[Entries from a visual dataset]
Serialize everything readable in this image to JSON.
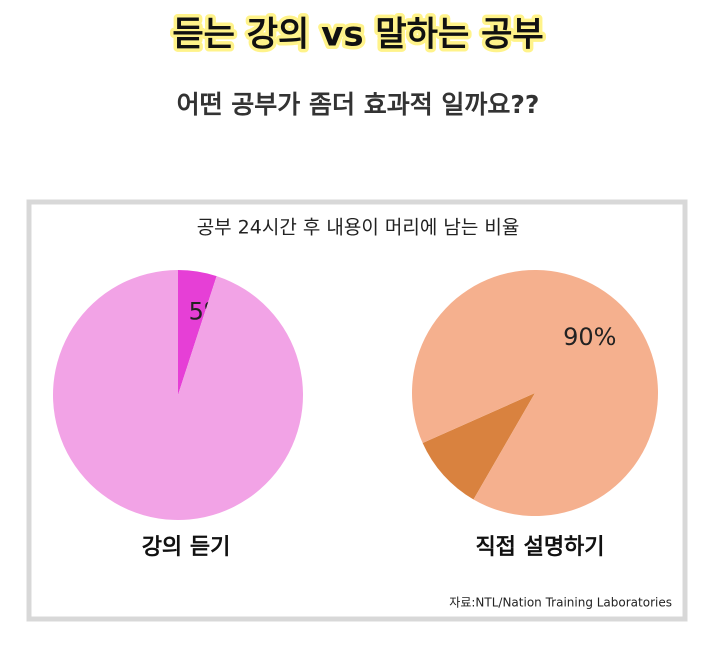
{
  "header": {
    "title": "듣는 강의 vs 말하는 공부",
    "subtitle": "어떤 공부가 좀더 효과적 일까요??"
  },
  "box_title": "공부 24시간 후 내용이 머리에 남는 비율",
  "source": "자료:NTL/Nation Training Laboratories",
  "chart_data": [
    {
      "type": "pie",
      "label": "강의 듣기",
      "values": [
        5,
        95
      ],
      "value_labels": [
        "5%",
        null
      ],
      "colors": [
        "#e63fd6",
        "#f2a3e6"
      ]
    },
    {
      "type": "pie",
      "label": "직접 설명하기",
      "values": [
        10,
        90
      ],
      "value_labels": [
        null,
        "90%"
      ],
      "colors": [
        "#d9823f",
        "#f5b08e"
      ]
    }
  ]
}
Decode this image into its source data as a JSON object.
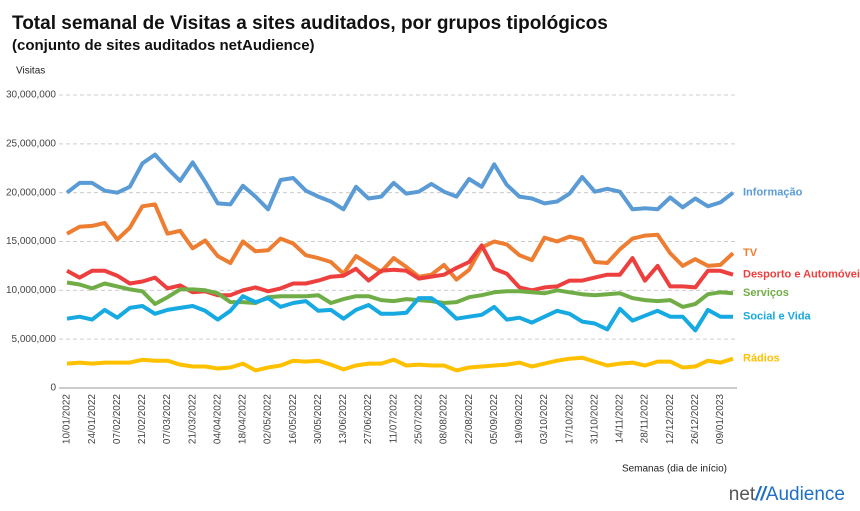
{
  "chart_data": {
    "type": "line",
    "title": "Total semanal de Visitas a sites auditados, por grupos tipológicos",
    "subtitle": "(conjunto de sites auditados netAudience)",
    "y_label": "Visitas",
    "x_label": "Semanas  (dia de início)",
    "logo": {
      "prefix": "net",
      "slashes": "//",
      "name": "Audience"
    },
    "grid": true,
    "ylim": [
      0,
      30000000
    ],
    "yticks": [
      0,
      {
        "value": 5000000,
        "label": "5,000,000"
      },
      {
        "value": 10000000,
        "label": "10,000,000"
      },
      {
        "value": 15000000,
        "label": "15,000,000"
      },
      {
        "value": 20000000,
        "label": "20,000,000"
      },
      {
        "value": 25000000,
        "label": "25,000,000"
      },
      {
        "value": 30000000,
        "label": "30,000,000"
      }
    ],
    "categories": [
      "10/01/2022",
      null,
      "24/01/2022",
      null,
      "07/02/2022",
      null,
      "21/02/2022",
      null,
      "07/03/2022",
      null,
      "21/03/2022",
      null,
      "04/04/2022",
      null,
      "18/04/2022",
      null,
      "02/05/2022",
      null,
      "16/05/2022",
      null,
      "30/05/2022",
      null,
      "13/06/2022",
      null,
      "27/06/2022",
      null,
      "11/07/2022",
      null,
      "25/07/2022",
      null,
      "08/08/2022",
      null,
      "22/08/2022",
      null,
      "05/09/2022",
      null,
      "19/09/2022",
      null,
      "03/10/2022",
      null,
      "17/10/2022",
      null,
      "31/10/2022",
      null,
      "14/11/2022",
      null,
      "28/11/2022",
      null,
      "12/12/2022",
      null,
      "26/12/2022",
      null,
      "09/01/2023",
      null
    ],
    "series": [
      {
        "name": "Informação",
        "color": "#5b9bd5",
        "values": [
          20000000,
          21000000,
          21000000,
          20200000,
          20000000,
          20600000,
          23000000,
          23900000,
          22500000,
          21200000,
          23100000,
          21100000,
          18900000,
          18800000,
          20700000,
          19600000,
          18300000,
          21300000,
          21500000,
          20200000,
          19600000,
          19100000,
          18300000,
          20600000,
          19400000,
          19600000,
          21000000,
          19900000,
          20100000,
          20900000,
          20100000,
          19600000,
          21400000,
          20600000,
          22900000,
          20800000,
          19600000,
          19400000,
          18900000,
          19100000,
          19900000,
          21600000,
          20100000,
          20400000,
          20100000,
          18300000,
          18400000,
          18300000,
          19500000,
          18500000,
          19400000,
          18600000,
          19000000,
          20000000
        ]
      },
      {
        "name": "TV",
        "color": "#ed7d31",
        "values": [
          15800000,
          16500000,
          16600000,
          16900000,
          15200000,
          16400000,
          18600000,
          18800000,
          15800000,
          16100000,
          14300000,
          15100000,
          13500000,
          12800000,
          15000000,
          14000000,
          14100000,
          15300000,
          14800000,
          13600000,
          13300000,
          12900000,
          11700000,
          13500000,
          12700000,
          11900000,
          13300000,
          12400000,
          11400000,
          11600000,
          12600000,
          11100000,
          12100000,
          14400000,
          15000000,
          14700000,
          13600000,
          13100000,
          15400000,
          15000000,
          15500000,
          15200000,
          12900000,
          12800000,
          14200000,
          15300000,
          15600000,
          15700000,
          13800000,
          12500000,
          13200000,
          12500000,
          12600000,
          13800000
        ]
      },
      {
        "name": "Desporto e Automóveis",
        "color": "#ee3f3f",
        "values": [
          12000000,
          11300000,
          12000000,
          12000000,
          11500000,
          10700000,
          10900000,
          11300000,
          10200000,
          10500000,
          9800000,
          9900000,
          9500000,
          9500000,
          10000000,
          10300000,
          9900000,
          10200000,
          10700000,
          10700000,
          11000000,
          11400000,
          11500000,
          12200000,
          11000000,
          12000000,
          12100000,
          12000000,
          11200000,
          11400000,
          11600000,
          12300000,
          12900000,
          14600000,
          12200000,
          11700000,
          10300000,
          10000000,
          10300000,
          10400000,
          11000000,
          11000000,
          11300000,
          11600000,
          11600000,
          13300000,
          11000000,
          12500000,
          10400000,
          10400000,
          10300000,
          12000000,
          12000000,
          11600000
        ]
      },
      {
        "name": "Serviços",
        "color": "#70ad47",
        "values": [
          10800000,
          10600000,
          10200000,
          10700000,
          10400000,
          10100000,
          9900000,
          8600000,
          9300000,
          10100000,
          10100000,
          10000000,
          9700000,
          8800000,
          8800000,
          8700000,
          9300000,
          9400000,
          9400000,
          9400000,
          9500000,
          8700000,
          9100000,
          9400000,
          9400000,
          9000000,
          8900000,
          9100000,
          9000000,
          8900000,
          8700000,
          8800000,
          9300000,
          9500000,
          9800000,
          9900000,
          9900000,
          9800000,
          9700000,
          10000000,
          9800000,
          9600000,
          9500000,
          9600000,
          9700000,
          9200000,
          9000000,
          8900000,
          9000000,
          8300000,
          8600000,
          9600000,
          9800000,
          9700000
        ]
      },
      {
        "name": "Social e Vida",
        "color": "#17a9e1",
        "values": [
          7100000,
          7300000,
          7000000,
          8000000,
          7200000,
          8200000,
          8400000,
          7600000,
          8000000,
          8200000,
          8400000,
          7900000,
          7000000,
          7900000,
          9400000,
          8800000,
          9200000,
          8300000,
          8700000,
          8900000,
          7900000,
          8000000,
          7100000,
          8000000,
          8500000,
          7600000,
          7600000,
          7700000,
          9200000,
          9200000,
          8300000,
          7100000,
          7300000,
          7500000,
          8300000,
          7000000,
          7200000,
          6700000,
          7300000,
          7900000,
          7600000,
          6800000,
          6600000,
          6000000,
          8100000,
          6900000,
          7400000,
          7900000,
          7300000,
          7300000,
          5900000,
          8000000,
          7300000,
          7300000
        ]
      },
      {
        "name": "Rádios",
        "color": "#ffc000",
        "values": [
          2500000,
          2600000,
          2500000,
          2600000,
          2600000,
          2600000,
          2900000,
          2800000,
          2800000,
          2400000,
          2200000,
          2200000,
          2000000,
          2100000,
          2500000,
          1800000,
          2100000,
          2300000,
          2800000,
          2700000,
          2800000,
          2400000,
          1900000,
          2300000,
          2500000,
          2500000,
          2900000,
          2300000,
          2400000,
          2300000,
          2300000,
          1800000,
          2100000,
          2200000,
          2300000,
          2400000,
          2600000,
          2200000,
          2500000,
          2800000,
          3000000,
          3100000,
          2700000,
          2300000,
          2500000,
          2600000,
          2300000,
          2700000,
          2700000,
          2100000,
          2200000,
          2800000,
          2600000,
          3000000
        ]
      }
    ]
  }
}
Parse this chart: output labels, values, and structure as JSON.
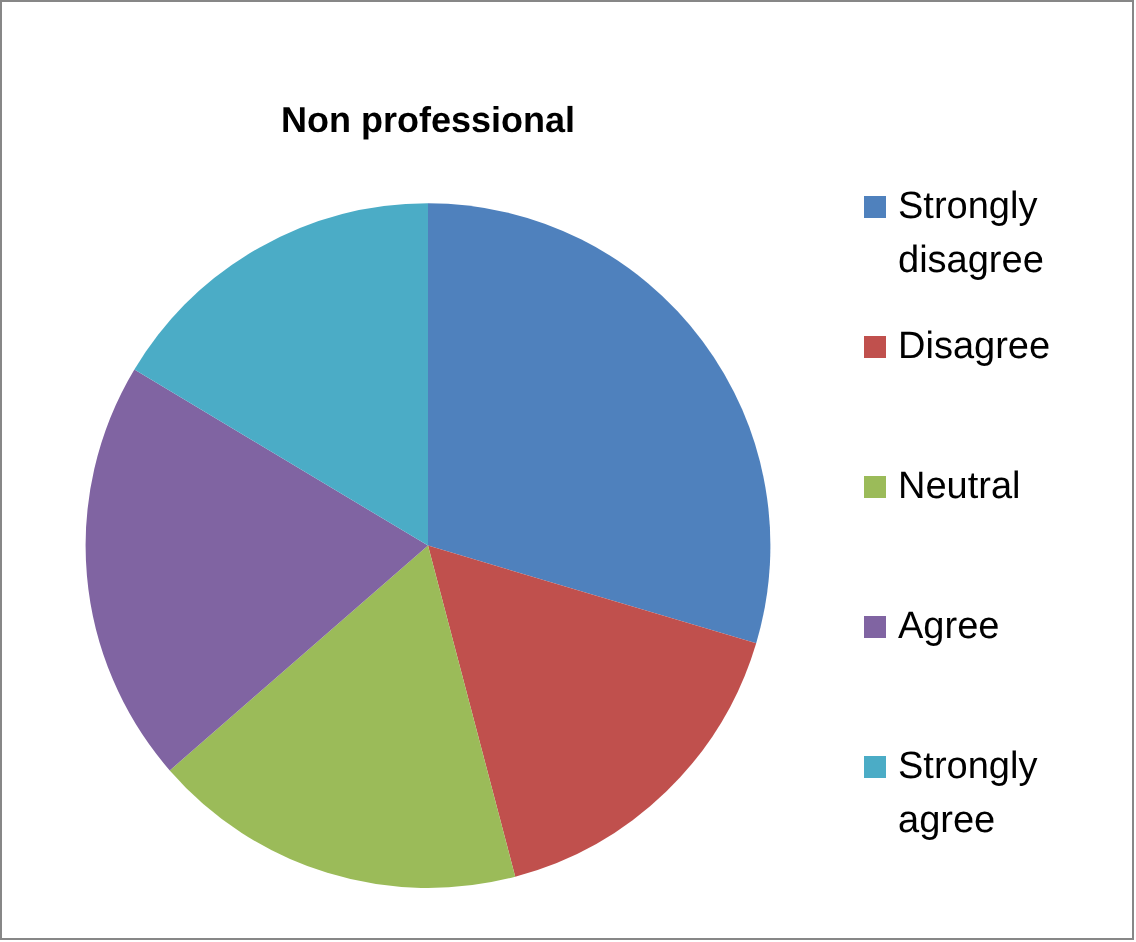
{
  "chart_data": {
    "type": "pie",
    "title": "Non professional",
    "categories": [
      "Strongly disagree",
      "Disagree",
      "Neutral",
      "Agree",
      "Strongly agree"
    ],
    "values": [
      29.6,
      16.3,
      17.7,
      20.0,
      16.4
    ],
    "colors": [
      "#4f81bd",
      "#c0504d",
      "#9bbb59",
      "#8064a2",
      "#4bacc6"
    ],
    "legend": "right"
  }
}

WHAT IS REQUIRED -> Within the listing above, find every line containing the string "auditados" and return it.

SOLUTION FOR THIS EXERCISE ->
    "title": "Total semanal de Visitas a sites auditados, por grupos tipológicos",
    "subtitle": "(conjunto de sites auditados netAudience)",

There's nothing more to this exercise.